Please list all lines of the material below in which the string "Week" occurs.

— Start —

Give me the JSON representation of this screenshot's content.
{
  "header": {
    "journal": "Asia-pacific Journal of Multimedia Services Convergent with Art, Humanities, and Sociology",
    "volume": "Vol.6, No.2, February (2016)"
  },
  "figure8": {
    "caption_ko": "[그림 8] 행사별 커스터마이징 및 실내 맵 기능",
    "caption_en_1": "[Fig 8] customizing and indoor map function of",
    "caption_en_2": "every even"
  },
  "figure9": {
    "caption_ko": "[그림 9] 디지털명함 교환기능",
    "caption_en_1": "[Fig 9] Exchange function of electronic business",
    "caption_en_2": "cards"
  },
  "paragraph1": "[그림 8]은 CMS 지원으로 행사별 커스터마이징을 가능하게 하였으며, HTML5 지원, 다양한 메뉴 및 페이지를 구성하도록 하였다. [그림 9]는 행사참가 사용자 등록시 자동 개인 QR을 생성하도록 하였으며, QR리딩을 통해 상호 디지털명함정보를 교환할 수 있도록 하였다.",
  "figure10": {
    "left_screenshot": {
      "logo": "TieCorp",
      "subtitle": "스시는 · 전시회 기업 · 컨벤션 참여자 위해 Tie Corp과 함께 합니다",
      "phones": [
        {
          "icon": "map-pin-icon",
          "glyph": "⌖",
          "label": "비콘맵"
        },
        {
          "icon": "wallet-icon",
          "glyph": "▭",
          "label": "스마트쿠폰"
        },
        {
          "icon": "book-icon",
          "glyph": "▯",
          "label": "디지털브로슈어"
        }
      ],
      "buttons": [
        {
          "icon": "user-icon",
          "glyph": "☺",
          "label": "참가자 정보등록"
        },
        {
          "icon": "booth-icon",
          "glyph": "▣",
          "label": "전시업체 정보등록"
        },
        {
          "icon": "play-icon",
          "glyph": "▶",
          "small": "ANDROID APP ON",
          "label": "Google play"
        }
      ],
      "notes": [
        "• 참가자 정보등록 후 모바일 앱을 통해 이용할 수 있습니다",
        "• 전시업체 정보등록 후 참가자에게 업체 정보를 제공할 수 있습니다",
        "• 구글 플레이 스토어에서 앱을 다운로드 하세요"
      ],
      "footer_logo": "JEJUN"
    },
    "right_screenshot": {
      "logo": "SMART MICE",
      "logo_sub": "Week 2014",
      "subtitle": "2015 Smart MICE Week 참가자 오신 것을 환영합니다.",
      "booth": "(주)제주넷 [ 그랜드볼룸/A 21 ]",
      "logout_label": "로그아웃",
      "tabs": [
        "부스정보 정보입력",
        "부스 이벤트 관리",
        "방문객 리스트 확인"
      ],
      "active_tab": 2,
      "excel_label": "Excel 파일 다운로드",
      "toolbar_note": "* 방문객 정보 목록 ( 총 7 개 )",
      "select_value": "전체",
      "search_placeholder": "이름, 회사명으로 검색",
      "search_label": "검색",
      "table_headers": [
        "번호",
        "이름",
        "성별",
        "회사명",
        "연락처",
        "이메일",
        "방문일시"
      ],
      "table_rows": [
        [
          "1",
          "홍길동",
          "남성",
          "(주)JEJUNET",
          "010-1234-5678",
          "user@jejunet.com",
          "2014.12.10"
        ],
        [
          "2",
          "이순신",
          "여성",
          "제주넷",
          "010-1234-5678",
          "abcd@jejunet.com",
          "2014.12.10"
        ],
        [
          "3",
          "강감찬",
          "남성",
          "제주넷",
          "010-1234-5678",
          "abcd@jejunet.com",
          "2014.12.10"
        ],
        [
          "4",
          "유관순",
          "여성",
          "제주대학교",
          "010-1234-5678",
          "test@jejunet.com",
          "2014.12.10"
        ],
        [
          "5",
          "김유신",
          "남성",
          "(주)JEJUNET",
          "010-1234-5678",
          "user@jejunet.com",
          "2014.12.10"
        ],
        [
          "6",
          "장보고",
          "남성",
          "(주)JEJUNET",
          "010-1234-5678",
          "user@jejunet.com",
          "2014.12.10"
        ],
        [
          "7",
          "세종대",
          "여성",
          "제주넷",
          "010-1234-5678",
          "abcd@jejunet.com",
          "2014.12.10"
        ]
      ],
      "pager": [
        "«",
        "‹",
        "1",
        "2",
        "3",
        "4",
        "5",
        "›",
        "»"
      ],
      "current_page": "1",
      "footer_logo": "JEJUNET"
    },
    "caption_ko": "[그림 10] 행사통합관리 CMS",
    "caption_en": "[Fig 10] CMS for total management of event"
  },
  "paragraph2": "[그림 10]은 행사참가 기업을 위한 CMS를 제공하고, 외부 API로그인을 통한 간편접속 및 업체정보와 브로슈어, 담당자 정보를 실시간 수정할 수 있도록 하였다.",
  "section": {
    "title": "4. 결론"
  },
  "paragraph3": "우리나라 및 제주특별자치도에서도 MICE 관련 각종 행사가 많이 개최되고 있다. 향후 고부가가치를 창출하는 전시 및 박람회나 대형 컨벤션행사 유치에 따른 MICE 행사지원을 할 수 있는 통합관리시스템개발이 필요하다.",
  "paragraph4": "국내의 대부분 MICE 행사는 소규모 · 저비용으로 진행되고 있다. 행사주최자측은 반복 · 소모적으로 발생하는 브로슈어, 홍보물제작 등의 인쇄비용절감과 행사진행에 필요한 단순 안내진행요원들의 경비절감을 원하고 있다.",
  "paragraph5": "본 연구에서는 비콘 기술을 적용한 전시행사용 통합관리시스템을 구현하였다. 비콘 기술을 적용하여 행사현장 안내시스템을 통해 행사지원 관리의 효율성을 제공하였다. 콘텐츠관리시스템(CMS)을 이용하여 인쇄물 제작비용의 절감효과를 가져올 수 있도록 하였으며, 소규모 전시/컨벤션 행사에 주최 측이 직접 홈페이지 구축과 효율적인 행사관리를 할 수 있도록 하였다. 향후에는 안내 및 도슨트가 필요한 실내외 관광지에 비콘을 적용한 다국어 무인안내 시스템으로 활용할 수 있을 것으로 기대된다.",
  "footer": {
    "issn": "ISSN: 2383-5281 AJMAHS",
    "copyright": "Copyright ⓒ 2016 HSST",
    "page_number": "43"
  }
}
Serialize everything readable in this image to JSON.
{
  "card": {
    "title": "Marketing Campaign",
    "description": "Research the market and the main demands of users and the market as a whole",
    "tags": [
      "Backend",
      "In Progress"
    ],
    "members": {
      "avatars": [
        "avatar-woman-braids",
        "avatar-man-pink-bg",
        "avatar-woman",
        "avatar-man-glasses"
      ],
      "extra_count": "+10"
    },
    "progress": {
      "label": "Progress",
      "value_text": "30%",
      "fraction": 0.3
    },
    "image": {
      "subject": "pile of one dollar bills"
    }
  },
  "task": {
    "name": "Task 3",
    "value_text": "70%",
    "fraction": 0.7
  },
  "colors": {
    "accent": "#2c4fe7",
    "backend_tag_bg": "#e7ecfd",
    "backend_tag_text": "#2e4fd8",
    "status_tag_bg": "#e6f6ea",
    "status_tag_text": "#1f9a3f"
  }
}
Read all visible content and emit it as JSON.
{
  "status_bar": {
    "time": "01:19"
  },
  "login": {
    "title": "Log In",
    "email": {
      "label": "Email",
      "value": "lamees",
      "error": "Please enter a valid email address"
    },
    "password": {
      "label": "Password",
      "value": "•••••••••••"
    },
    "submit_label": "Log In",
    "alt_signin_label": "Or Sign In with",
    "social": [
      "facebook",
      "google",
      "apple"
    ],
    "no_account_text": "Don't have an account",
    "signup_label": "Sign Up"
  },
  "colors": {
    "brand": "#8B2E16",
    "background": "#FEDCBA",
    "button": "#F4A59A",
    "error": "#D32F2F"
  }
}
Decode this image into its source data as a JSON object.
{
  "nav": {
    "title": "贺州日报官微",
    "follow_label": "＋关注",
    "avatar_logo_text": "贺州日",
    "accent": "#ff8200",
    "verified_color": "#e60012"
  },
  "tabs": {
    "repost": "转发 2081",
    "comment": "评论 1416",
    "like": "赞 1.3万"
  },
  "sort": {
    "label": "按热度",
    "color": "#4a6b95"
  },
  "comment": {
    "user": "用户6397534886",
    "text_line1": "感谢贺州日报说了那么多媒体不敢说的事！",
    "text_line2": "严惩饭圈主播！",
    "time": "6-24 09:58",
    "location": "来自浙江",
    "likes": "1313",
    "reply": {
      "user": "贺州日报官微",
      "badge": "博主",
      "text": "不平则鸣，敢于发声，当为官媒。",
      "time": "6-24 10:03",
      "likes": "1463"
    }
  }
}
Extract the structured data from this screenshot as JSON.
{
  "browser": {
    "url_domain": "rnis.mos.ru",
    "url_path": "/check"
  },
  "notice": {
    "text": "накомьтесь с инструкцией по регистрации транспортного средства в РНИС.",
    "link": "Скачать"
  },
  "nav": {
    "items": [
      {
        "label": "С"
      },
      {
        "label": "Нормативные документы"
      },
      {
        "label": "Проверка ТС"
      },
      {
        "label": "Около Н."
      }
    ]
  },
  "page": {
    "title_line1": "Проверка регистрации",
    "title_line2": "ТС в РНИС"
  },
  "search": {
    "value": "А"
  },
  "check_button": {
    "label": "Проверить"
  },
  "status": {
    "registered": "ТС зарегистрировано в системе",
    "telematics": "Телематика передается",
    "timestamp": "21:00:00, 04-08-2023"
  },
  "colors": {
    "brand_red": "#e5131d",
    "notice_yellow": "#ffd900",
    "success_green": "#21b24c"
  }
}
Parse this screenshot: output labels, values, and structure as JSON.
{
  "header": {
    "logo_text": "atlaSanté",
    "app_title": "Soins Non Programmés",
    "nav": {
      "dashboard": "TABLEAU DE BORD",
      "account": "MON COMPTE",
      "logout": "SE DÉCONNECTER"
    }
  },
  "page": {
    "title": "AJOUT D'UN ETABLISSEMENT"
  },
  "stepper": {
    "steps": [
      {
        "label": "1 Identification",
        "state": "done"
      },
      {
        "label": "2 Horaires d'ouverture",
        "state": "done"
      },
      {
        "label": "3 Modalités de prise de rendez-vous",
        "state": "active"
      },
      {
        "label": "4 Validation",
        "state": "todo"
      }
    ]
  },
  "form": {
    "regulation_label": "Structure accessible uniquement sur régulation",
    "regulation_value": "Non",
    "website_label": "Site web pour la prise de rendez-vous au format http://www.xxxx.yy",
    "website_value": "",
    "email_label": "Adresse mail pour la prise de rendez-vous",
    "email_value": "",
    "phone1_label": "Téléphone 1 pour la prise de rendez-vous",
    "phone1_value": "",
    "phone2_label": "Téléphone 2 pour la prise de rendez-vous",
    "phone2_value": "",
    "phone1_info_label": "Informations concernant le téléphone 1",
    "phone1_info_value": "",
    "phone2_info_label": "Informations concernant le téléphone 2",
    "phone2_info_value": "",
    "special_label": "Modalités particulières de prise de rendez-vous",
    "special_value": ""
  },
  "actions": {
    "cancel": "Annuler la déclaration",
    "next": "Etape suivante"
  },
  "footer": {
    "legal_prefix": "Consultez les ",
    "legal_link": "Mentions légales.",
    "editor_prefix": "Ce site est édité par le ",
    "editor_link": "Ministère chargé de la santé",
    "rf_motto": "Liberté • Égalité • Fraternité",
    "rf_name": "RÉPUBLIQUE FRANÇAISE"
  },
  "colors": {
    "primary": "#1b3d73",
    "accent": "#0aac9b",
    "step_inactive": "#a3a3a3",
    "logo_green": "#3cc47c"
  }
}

— End —

### [Response to this exercise]
      "logo_sub": "Week 2014",
      "subtitle": "2015 Smart MICE Week 참가자 오신 것을 환영합니다.",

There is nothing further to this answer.